What is being asked: Would you transcribe all of the data exactly, down to the last character?

Listed records:
━━━━━━━━━━━━━━━━━━━━
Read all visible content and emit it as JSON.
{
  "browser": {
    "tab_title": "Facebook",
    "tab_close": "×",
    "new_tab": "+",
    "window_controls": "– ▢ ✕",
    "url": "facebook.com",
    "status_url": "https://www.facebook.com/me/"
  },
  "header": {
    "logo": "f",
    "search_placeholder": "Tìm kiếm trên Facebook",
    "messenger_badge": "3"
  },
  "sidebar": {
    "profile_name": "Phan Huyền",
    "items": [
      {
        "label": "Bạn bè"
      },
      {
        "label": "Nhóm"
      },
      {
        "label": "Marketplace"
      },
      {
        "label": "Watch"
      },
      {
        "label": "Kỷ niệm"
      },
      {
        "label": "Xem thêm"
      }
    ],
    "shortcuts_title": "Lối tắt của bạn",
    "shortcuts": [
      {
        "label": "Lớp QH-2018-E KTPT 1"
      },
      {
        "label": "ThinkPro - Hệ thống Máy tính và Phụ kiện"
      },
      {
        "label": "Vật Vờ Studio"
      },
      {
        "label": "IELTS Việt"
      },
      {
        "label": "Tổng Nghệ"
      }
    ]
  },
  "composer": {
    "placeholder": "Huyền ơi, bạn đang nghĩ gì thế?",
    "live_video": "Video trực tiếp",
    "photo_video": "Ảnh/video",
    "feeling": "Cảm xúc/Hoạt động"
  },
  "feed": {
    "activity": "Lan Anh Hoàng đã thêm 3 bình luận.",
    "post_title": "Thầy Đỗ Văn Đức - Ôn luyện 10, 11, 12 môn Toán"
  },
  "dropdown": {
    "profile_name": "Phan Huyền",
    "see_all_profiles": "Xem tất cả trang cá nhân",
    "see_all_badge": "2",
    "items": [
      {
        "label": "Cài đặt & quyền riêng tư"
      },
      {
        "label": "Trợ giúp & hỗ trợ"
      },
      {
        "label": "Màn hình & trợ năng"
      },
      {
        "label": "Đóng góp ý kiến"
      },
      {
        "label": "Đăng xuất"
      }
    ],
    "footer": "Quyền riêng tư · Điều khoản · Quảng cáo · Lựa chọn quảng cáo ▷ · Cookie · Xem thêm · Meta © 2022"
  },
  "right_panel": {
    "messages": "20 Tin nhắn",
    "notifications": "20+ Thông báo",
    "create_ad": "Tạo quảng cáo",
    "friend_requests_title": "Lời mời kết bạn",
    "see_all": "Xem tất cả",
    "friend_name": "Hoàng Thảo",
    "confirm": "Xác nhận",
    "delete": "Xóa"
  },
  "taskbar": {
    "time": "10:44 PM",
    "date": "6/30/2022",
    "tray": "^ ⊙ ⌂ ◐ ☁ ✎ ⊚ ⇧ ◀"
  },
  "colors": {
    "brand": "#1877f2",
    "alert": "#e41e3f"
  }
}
━━━━━━━━━━━━━━━━━━━━
Task result:
Read all visible content and emit it as JSON.
{
  "browser": {
    "tab_title": "Facebook",
    "tab_close": "×",
    "new_tab": "+",
    "window_controls": "– ▢ ✕",
    "url": "facebook.com",
    "status_url": "https://www.facebook.com/me/"
  },
  "header": {
    "logo": "f",
    "search_placeholder": "Tìm kiếm trên Facebook",
    "messenger_badge": "3"
  },
  "sidebar": {
    "profile_name": "Phan Huyền",
    "items": [
      {
        "label": "Bạn bè"
      },
      {
        "label": "Nhóm"
      },
      {
        "label": "Marketplace"
      },
      {
        "label": "Watch"
      },
      {
        "label": "Kỷ niệm"
      },
      {
        "label": "Xem thêm"
      }
    ],
    "shortcuts_title": "Lối tắt của bạn",
    "shortcuts": [
      {
        "label": "Lớp QH-2018-E KTPT 1"
      },
      {
        "label": "ThinkPro - Hệ thống Máy tính và Phụ kiện"
      },
      {
        "label": "Vật Vờ Studio"
      },
      {
        "label": "IELTS Việt"
      },
      {
        "label": "Tổng Nghệ"
      }
    ]
  },
  "composer": {
    "placeholder": "Huyền ơi, bạn đang nghĩ gì thế?",
    "live_video": "Video trực tiếp",
    "photo_video": "Ảnh/video",
    "feeling": "Cảm xúc/Hoạt động"
  },
  "feed": {
    "activity": "Lan Anh Hoàng đã thêm 3 bình luận.",
    "post_title": "Thầy Đỗ Văn Đức - Ôn luyện 10, 11, 12 môn Toán"
  },
  "dropdown": {
    "profile_name": "Phan Huyền",
    "see_all_profiles": "Xem tất cả trang cá nhân",
    "see_all_badge": "2",
    "items": [
      {
        "label": "Cài đặt & quyền riêng tư"
      },
      {
        "label": "Trợ giúp & hỗ trợ"
      },
      {
        "label": "Màn hình & trợ năng"
      },
      {
        "label": "Đóng góp ý kiến"
      },
      {
        "label": "Đăng xuất"
      }
    ],
    "footer": "Quyền riêng tư · Điều khoản · Quảng cáo · Lựa chọn quảng cáo ▷ · Cookie · Xem thêm · Meta © 2022"
  },
  "right_panel": {
    "messages": "20 Tin nhắn",
    "notifications": "20+ Thông báo",
    "create_ad": "Tạo quảng cáo",
    "friend_requests_title": "Lời mời kết bạn",
    "see_all": "Xem tất cả",
    "friend_name": "Hoàng Thảo",
    "confirm": "Xác nhận",
    "delete": "Xóa"
  },
  "taskbar": {
    "time": "10:44 PM",
    "date": "6/30/2022",
    "tray": "^ ⊙ ⌂ ◐ ☁ ✎ ⊚ ⇧ ◀"
  },
  "colors": {
    "brand": "#1877f2",
    "alert": "#e41e3f"
  }
}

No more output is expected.